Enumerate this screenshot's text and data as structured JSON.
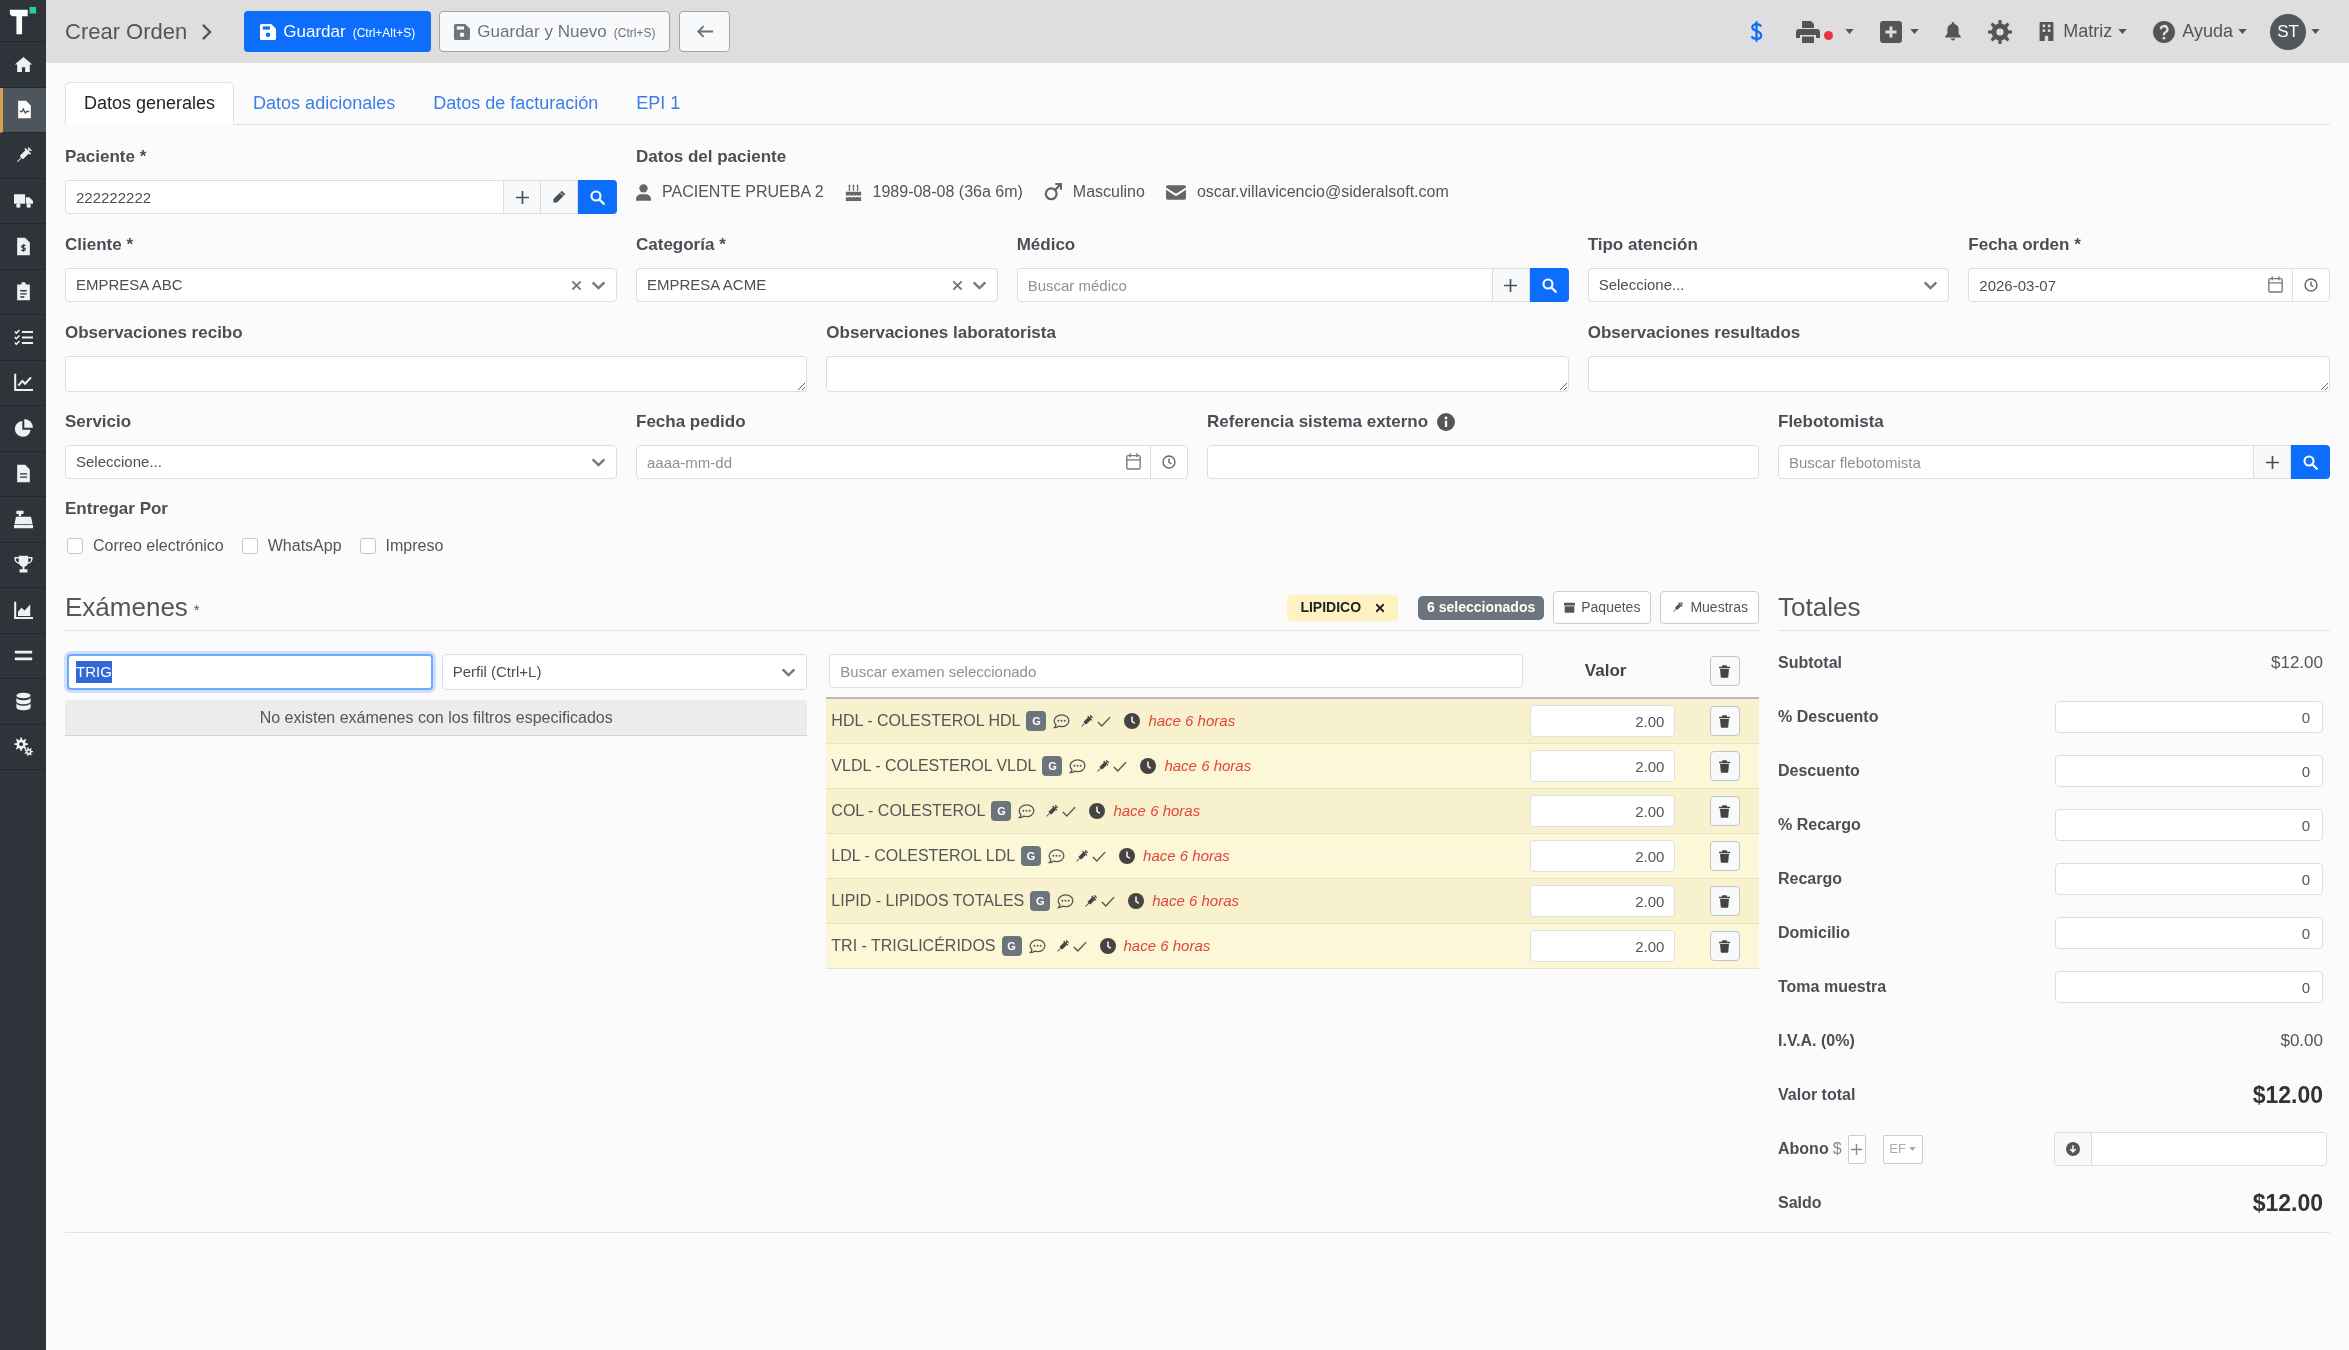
{
  "sidebar": {
    "items": [
      {
        "selected": false
      },
      {
        "selected": true
      },
      {
        "selected": false
      },
      {
        "selected": false
      },
      {
        "selected": false
      },
      {
        "selected": false
      },
      {
        "selected": false
      },
      {
        "selected": false
      },
      {
        "selected": false
      },
      {
        "selected": false
      },
      {
        "selected": false
      },
      {
        "selected": false
      },
      {
        "selected": false
      },
      {
        "selected": false
      },
      {
        "selected": false
      },
      {
        "selected": false
      }
    ]
  },
  "header": {
    "title": "Crear Orden",
    "buttons": [
      {
        "kind": "primary",
        "label": "Guardar",
        "shortcut": "(Ctrl+Alt+S)"
      },
      {
        "kind": "secondary",
        "label": "Guardar y Nuevo",
        "shortcut": "(Ctrl+S)"
      },
      {
        "kind": "back"
      }
    ],
    "printer_notification": true,
    "branch_menu": "Matriz",
    "help_menu": "Ayuda",
    "user_initials": "ST"
  },
  "tabs": [
    {
      "label": "Datos generales",
      "selected": true
    },
    {
      "label": "Datos adicionales",
      "selected": false
    },
    {
      "label": "Datos de facturación",
      "selected": false
    },
    {
      "label": "EPI 1",
      "selected": false
    }
  ],
  "form": {
    "patient": {
      "label": "Paciente *",
      "value": "222222222"
    },
    "patient_details": {
      "label": "Datos del paciente",
      "name": "PACIENTE PRUEBA 2",
      "birth_date": "1989-08-08 (36a 6m)",
      "sex": "Masculino",
      "email": "oscar.villavicencio@sideralsoft.com"
    },
    "client": {
      "label": "Cliente *",
      "value": "EMPRESA ABC"
    },
    "category": {
      "label": "Categoría *",
      "value": "EMPRESA ACME"
    },
    "doctor": {
      "label": "Médico",
      "placeholder": "Buscar médico"
    },
    "care_type": {
      "label": "Tipo atención",
      "value": "Seleccione..."
    },
    "order_date": {
      "label": "Fecha orden *",
      "value": "2026-03-07"
    },
    "receipt_notes": {
      "label": "Observaciones recibo"
    },
    "lab_notes": {
      "label": "Observaciones laboratorista"
    },
    "result_notes": {
      "label": "Observaciones resultados"
    },
    "service": {
      "label": "Servicio",
      "value": "Seleccione..."
    },
    "request_date": {
      "label": "Fecha pedido",
      "placeholder": "aaaa-mm-dd"
    },
    "external_reference": {
      "label": "Referencia sistema externo"
    },
    "phlebotomist": {
      "label": "Flebotomista",
      "placeholder": "Buscar flebotomista"
    },
    "deliver_by": {
      "label": "Entregar Por",
      "options": [
        {
          "label": "Correo electrónico",
          "checked": false
        },
        {
          "label": "WhatsApp",
          "checked": false
        },
        {
          "label": "Impreso",
          "checked": false
        }
      ]
    }
  },
  "exams": {
    "title": "Exámenes",
    "required_mark": "*",
    "profile_tag": "LIPIDICO",
    "selected_count": "6 seleccionados",
    "buttons": [
      {
        "kind": "packages",
        "label": "Paquetes"
      },
      {
        "kind": "samples",
        "label": "Muestras"
      }
    ],
    "filter": {
      "value": "TRIG",
      "focused": true,
      "profile_select": "Perfil (Ctrl+L)"
    },
    "empty_message": "No existen exámenes con los filtros especificados",
    "selected": {
      "search_placeholder": "Buscar examen seleccionado",
      "value_header": "Valor",
      "rows": [
        {
          "name": "HDL - COLESTEROL HDL",
          "badge": "G",
          "time": "hace 6 horas",
          "value": "2.00"
        },
        {
          "name": "VLDL - COLESTEROL VLDL",
          "badge": "G",
          "time": "hace 6 horas",
          "value": "2.00"
        },
        {
          "name": "COL - COLESTEROL",
          "badge": "G",
          "time": "hace 6 horas",
          "value": "2.00"
        },
        {
          "name": "LDL - COLESTEROL LDL",
          "badge": "G",
          "time": "hace 6 horas",
          "value": "2.00"
        },
        {
          "name": "LIPID - LIPIDOS TOTALES",
          "badge": "G",
          "time": "hace 6 horas",
          "value": "2.00"
        },
        {
          "name": "TRI - TRIGLICÉRIDOS",
          "badge": "G",
          "time": "hace 6 horas",
          "value": "2.00"
        }
      ]
    }
  },
  "totals": {
    "title": "Totales",
    "rows": [
      {
        "kind": "amount",
        "label": "Subtotal",
        "value": "$12.00"
      },
      {
        "kind": "input",
        "label": "% Descuento",
        "value": "0"
      },
      {
        "kind": "input",
        "label": "Descuento",
        "value": "0"
      },
      {
        "kind": "input",
        "label": "% Recargo",
        "value": "0"
      },
      {
        "kind": "input",
        "label": "Recargo",
        "value": "0"
      },
      {
        "kind": "input",
        "label": "Domicilio",
        "value": "0"
      },
      {
        "kind": "input",
        "label": "Toma muestra",
        "value": "0"
      },
      {
        "kind": "amount",
        "label": "I.V.A. (0%)",
        "value": "$0.00"
      },
      {
        "kind": "total",
        "label": "Valor total",
        "value": "$12.00"
      },
      {
        "kind": "payment",
        "label": "Abono",
        "currency": "$",
        "method": "EF"
      },
      {
        "kind": "total",
        "label": "Saldo",
        "value": "$12.00"
      }
    ]
  }
}
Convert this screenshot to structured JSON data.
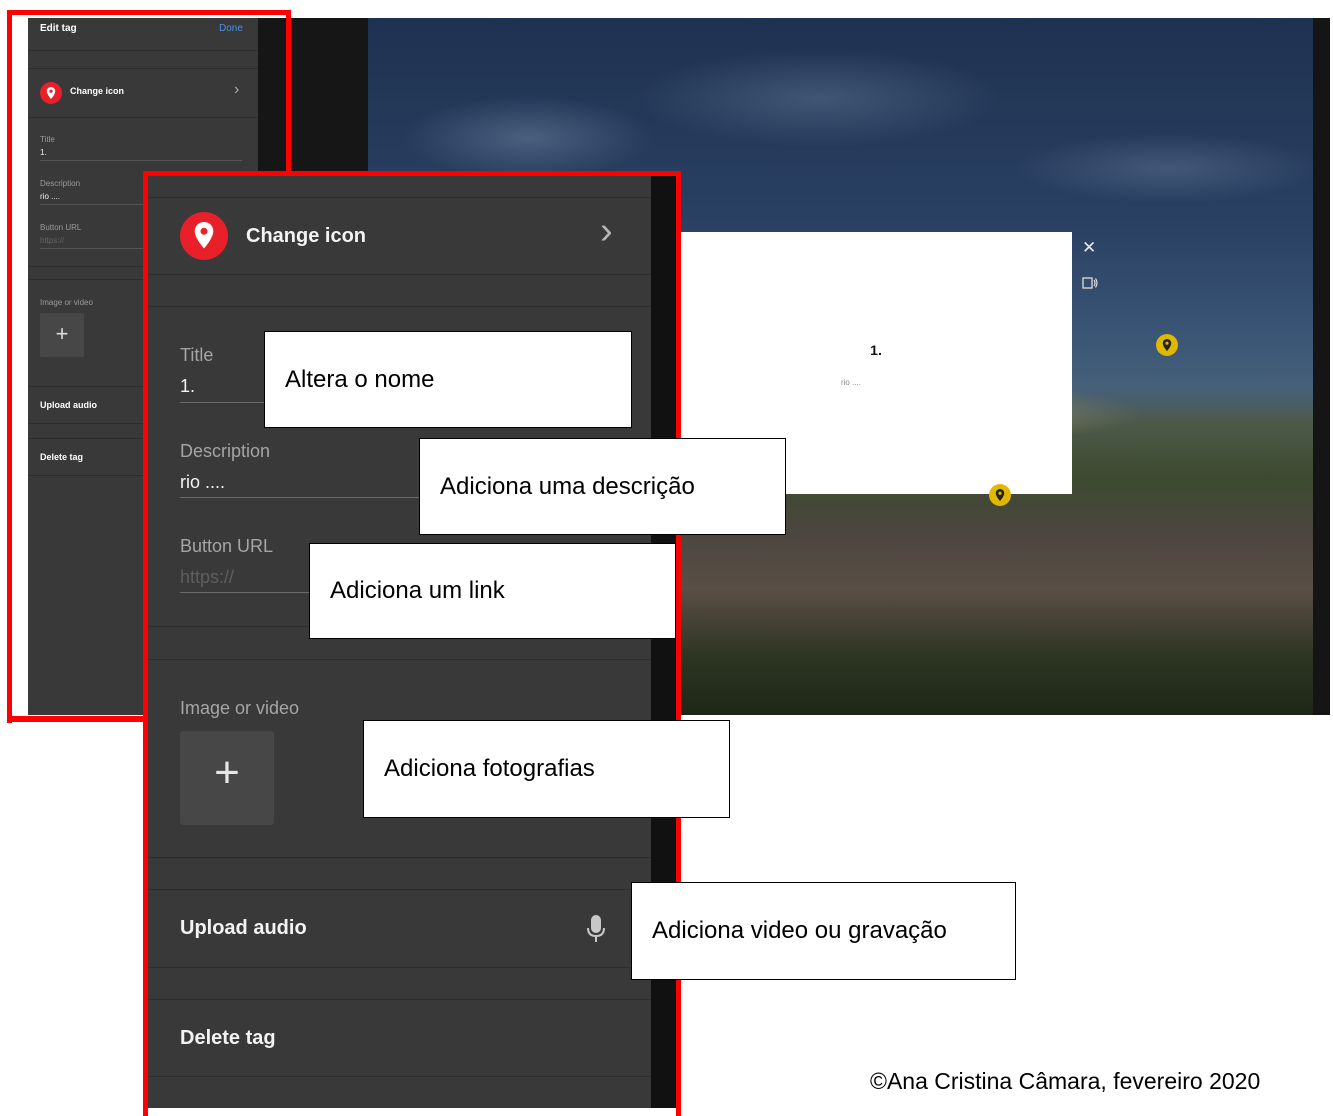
{
  "small_panel": {
    "header_title": "Edit tag",
    "done_label": "Done",
    "change_icon_label": "Change icon",
    "title_label": "Title",
    "title_value": "1.",
    "description_label": "Description",
    "description_value": "rio ....",
    "button_url_label": "Button URL",
    "button_url_placeholder": "https://",
    "image_video_label": "Image or video",
    "upload_audio_label": "Upload audio",
    "delete_tag_label": "Delete tag"
  },
  "popup": {
    "title": "1.",
    "description": "rio ...."
  },
  "zoomed_panel": {
    "change_icon_label": "Change icon",
    "title_label": "Title",
    "title_value": "1.",
    "description_label": "Description",
    "description_value": "rio ....",
    "button_url_label": "Button URL",
    "button_url_placeholder": "https://",
    "image_video_label": "Image or video",
    "upload_audio_label": "Upload audio",
    "delete_tag_label": "Delete tag"
  },
  "callouts": {
    "title": "Altera o nome",
    "description": "Adiciona uma descrição",
    "link": "Adiciona um link",
    "photos": "Adiciona fotografias",
    "audio": "Adiciona video ou gravação"
  },
  "credit": "©Ana Cristina Câmara, fevereiro 2020",
  "colors": {
    "accent_red": "#ff0000",
    "done_blue": "#4a90e2",
    "pin_red": "#e8202a",
    "pin_yellow": "#e0b800",
    "panel_bg": "#393939"
  },
  "icons": {
    "pin": "map-pin-icon",
    "chevron": "chevron-right-icon",
    "plus": "plus-icon",
    "mic": "microphone-icon",
    "close": "close-icon",
    "audio_desc": "audio-description-icon"
  }
}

What this task involves: Using the listing above, list every line in which the string "data" occurs.

Output of the exercise:
Enumerate this screenshot's text and data as structured JSON.
Convert this screenshot to structured JSON data.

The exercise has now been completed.